## Begin
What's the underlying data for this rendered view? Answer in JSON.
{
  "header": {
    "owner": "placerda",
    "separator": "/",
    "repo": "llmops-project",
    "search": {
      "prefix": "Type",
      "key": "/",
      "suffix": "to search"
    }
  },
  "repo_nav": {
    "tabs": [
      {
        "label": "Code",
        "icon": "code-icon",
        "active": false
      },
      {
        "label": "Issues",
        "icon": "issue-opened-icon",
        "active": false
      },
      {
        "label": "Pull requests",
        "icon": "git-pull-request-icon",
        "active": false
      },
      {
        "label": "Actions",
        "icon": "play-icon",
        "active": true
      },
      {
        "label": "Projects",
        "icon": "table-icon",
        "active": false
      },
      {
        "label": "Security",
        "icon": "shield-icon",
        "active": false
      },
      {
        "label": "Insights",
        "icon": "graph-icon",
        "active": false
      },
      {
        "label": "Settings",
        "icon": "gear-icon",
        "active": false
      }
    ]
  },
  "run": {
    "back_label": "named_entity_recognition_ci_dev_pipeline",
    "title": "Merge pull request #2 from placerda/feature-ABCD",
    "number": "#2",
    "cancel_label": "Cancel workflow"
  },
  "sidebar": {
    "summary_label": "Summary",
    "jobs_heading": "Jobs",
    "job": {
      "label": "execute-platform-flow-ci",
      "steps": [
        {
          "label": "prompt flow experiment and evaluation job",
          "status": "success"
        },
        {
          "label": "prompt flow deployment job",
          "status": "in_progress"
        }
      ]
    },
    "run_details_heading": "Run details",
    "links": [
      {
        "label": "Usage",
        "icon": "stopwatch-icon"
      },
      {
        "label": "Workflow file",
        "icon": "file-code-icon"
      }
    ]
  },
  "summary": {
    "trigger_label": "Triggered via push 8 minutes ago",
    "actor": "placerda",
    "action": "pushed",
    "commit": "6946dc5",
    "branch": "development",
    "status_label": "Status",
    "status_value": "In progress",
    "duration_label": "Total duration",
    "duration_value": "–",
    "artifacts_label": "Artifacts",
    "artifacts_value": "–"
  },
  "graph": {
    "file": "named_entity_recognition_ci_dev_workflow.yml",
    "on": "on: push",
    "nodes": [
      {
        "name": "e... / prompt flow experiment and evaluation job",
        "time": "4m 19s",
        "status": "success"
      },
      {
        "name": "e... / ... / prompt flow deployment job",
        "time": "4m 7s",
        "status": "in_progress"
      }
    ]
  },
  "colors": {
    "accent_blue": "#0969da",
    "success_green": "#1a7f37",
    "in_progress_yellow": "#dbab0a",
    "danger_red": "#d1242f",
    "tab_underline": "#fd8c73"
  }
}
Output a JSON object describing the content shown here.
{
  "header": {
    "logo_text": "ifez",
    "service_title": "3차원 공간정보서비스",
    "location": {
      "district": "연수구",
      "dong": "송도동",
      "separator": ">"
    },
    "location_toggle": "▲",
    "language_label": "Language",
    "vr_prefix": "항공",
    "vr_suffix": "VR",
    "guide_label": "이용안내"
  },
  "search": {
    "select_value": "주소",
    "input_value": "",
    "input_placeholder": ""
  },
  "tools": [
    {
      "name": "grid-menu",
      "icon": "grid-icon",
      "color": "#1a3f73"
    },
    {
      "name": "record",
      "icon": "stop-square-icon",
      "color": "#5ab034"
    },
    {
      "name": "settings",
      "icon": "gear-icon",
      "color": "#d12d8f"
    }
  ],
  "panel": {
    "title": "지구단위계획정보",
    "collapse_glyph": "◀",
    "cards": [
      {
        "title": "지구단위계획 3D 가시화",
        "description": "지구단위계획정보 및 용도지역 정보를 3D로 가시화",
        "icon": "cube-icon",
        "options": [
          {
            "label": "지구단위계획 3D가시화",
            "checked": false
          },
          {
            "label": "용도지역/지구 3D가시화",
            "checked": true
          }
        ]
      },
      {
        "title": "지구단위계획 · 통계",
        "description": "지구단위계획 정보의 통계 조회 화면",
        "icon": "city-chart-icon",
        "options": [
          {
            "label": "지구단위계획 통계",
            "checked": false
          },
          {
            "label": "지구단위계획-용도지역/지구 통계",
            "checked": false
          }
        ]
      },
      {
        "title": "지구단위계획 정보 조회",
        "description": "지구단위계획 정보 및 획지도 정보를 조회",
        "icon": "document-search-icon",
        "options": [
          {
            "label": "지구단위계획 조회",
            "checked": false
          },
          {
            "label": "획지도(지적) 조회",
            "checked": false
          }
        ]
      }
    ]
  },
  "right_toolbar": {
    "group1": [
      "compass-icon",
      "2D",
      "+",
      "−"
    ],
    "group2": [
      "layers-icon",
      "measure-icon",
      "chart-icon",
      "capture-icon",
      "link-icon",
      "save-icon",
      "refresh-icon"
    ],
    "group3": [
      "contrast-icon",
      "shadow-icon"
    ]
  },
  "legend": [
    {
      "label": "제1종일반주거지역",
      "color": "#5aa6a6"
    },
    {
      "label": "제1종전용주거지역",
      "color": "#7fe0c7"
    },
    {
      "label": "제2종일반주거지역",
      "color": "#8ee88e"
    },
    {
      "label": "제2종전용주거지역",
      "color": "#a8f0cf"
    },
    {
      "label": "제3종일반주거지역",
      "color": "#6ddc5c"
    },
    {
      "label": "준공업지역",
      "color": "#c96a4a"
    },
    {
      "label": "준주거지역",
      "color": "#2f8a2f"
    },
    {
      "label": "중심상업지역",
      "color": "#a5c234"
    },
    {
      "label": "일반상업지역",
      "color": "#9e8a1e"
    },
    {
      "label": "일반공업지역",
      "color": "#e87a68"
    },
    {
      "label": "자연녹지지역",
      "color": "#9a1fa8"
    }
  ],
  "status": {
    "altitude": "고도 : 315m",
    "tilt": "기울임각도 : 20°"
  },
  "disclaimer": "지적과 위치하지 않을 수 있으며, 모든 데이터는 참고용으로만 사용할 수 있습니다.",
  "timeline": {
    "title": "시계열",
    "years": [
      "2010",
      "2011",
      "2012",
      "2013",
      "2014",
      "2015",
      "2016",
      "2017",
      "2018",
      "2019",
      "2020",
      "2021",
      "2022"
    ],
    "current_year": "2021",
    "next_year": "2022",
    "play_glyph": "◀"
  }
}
## End
Restate the listing above word for word.

What's the underlying data for this rendered view? Answer in JSON.
{
  "header": {
    "owner": "placerda",
    "separator": "/",
    "repo": "llmops-project",
    "search": {
      "prefix": "Type",
      "key": "/",
      "suffix": "to search"
    }
  },
  "repo_nav": {
    "tabs": [
      {
        "label": "Code",
        "icon": "code-icon",
        "active": false
      },
      {
        "label": "Issues",
        "icon": "issue-opened-icon",
        "active": false
      },
      {
        "label": "Pull requests",
        "icon": "git-pull-request-icon",
        "active": false
      },
      {
        "label": "Actions",
        "icon": "play-icon",
        "active": true
      },
      {
        "label": "Projects",
        "icon": "table-icon",
        "active": false
      },
      {
        "label": "Security",
        "icon": "shield-icon",
        "active": false
      },
      {
        "label": "Insights",
        "icon": "graph-icon",
        "active": false
      },
      {
        "label": "Settings",
        "icon": "gear-icon",
        "active": false
      }
    ]
  },
  "run": {
    "back_label": "named_entity_recognition_ci_dev_pipeline",
    "title": "Merge pull request #2 from placerda/feature-ABCD",
    "number": "#2",
    "cancel_label": "Cancel workflow"
  },
  "sidebar": {
    "summary_label": "Summary",
    "jobs_heading": "Jobs",
    "job": {
      "label": "execute-platform-flow-ci",
      "steps": [
        {
          "label": "prompt flow experiment and evaluation job",
          "status": "success"
        },
        {
          "label": "prompt flow deployment job",
          "status": "in_progress"
        }
      ]
    },
    "run_details_heading": "Run details",
    "links": [
      {
        "label": "Usage",
        "icon": "stopwatch-icon"
      },
      {
        "label": "Workflow file",
        "icon": "file-code-icon"
      }
    ]
  },
  "summary": {
    "trigger_label": "Triggered via push 8 minutes ago",
    "actor": "placerda",
    "action": "pushed",
    "commit": "6946dc5",
    "branch": "development",
    "status_label": "Status",
    "status_value": "In progress",
    "duration_label": "Total duration",
    "duration_value": "–",
    "artifacts_label": "Artifacts",
    "artifacts_value": "–"
  },
  "graph": {
    "file": "named_entity_recognition_ci_dev_workflow.yml",
    "on": "on: push",
    "nodes": [
      {
        "name": "e... / prompt flow experiment and evaluation job",
        "time": "4m 19s",
        "status": "success"
      },
      {
        "name": "e... / ... / prompt flow deployment job",
        "time": "4m 7s",
        "status": "in_progress"
      }
    ]
  },
  "colors": {
    "accent_blue": "#0969da",
    "success_green": "#1a7f37",
    "in_progress_yellow": "#dbab0a",
    "danger_red": "#d1242f",
    "tab_underline": "#fd8c73"
  }
}
Output a JSON object describing the content shown here.
{
  "header": {
    "logo_text": "ifez",
    "service_title": "3차원 공간정보서비스",
    "location": {
      "district": "연수구",
      "dong": "송도동",
      "separator": ">"
    },
    "location_toggle": "▲",
    "language_label": "Language",
    "vr_prefix": "항공",
    "vr_suffix": "VR",
    "guide_label": "이용안내"
  },
  "search": {
    "select_value": "주소",
    "input_value": "",
    "input_placeholder": ""
  },
  "tools": [
    {
      "name": "grid-menu",
      "icon": "grid-icon",
      "color": "#1a3f73"
    },
    {
      "name": "record",
      "icon": "stop-square-icon",
      "color": "#5ab034"
    },
    {
      "name": "settings",
      "icon": "gear-icon",
      "color": "#d12d8f"
    }
  ],
  "panel": {
    "title": "지구단위계획정보",
    "collapse_glyph": "◀",
    "cards": [
      {
        "title": "지구단위계획 3D 가시화",
        "description": "지구단위계획정보 및 용도지역 정보를 3D로 가시화",
        "icon": "cube-icon",
        "options": [
          {
            "label": "지구단위계획 3D가시화",
            "checked": false
          },
          {
            "label": "용도지역/지구 3D가시화",
            "checked": true
          }
        ]
      },
      {
        "title": "지구단위계획 · 통계",
        "description": "지구단위계획 정보의 통계 조회 화면",
        "icon": "city-chart-icon",
        "options": [
          {
            "label": "지구단위계획 통계",
            "checked": false
          },
          {
            "label": "지구단위계획-용도지역/지구 통계",
            "checked": false
          }
        ]
      },
      {
        "title": "지구단위계획 정보 조회",
        "description": "지구단위계획 정보 및 획지도 정보를 조회",
        "icon": "document-search-icon",
        "options": [
          {
            "label": "지구단위계획 조회",
            "checked": false
          },
          {
            "label": "획지도(지적) 조회",
            "checked": false
          }
        ]
      }
    ]
  },
  "right_toolbar": {
    "group1": [
      "compass-icon",
      "2D",
      "+",
      "−"
    ],
    "group2": [
      "layers-icon",
      "measure-icon",
      "chart-icon",
      "capture-icon",
      "link-icon",
      "save-icon",
      "refresh-icon"
    ],
    "group3": [
      "contrast-icon",
      "shadow-icon"
    ]
  },
  "legend": [
    {
      "label": "제1종일반주거지역",
      "color": "#5aa6a6"
    },
    {
      "label": "제1종전용주거지역",
      "color": "#7fe0c7"
    },
    {
      "label": "제2종일반주거지역",
      "color": "#8ee88e"
    },
    {
      "label": "제2종전용주거지역",
      "color": "#a8f0cf"
    },
    {
      "label": "제3종일반주거지역",
      "color": "#6ddc5c"
    },
    {
      "label": "준공업지역",
      "color": "#c96a4a"
    },
    {
      "label": "준주거지역",
      "color": "#2f8a2f"
    },
    {
      "label": "중심상업지역",
      "color": "#a5c234"
    },
    {
      "label": "일반상업지역",
      "color": "#9e8a1e"
    },
    {
      "label": "일반공업지역",
      "color": "#e87a68"
    },
    {
      "label": "자연녹지지역",
      "color": "#9a1fa8"
    }
  ],
  "status": {
    "altitude": "고도 : 315m",
    "tilt": "기울임각도 : 20°"
  },
  "disclaimer": "지적과 위치하지 않을 수 있으며, 모든 데이터는 참고용으로만 사용할 수 있습니다.",
  "timeline": {
    "title": "시계열",
    "years": [
      "2010",
      "2011",
      "2012",
      "2013",
      "2014",
      "2015",
      "2016",
      "2017",
      "2018",
      "2019",
      "2020",
      "2021",
      "2022"
    ],
    "current_year": "2021",
    "next_year": "2022",
    "play_glyph": "◀"
  }
}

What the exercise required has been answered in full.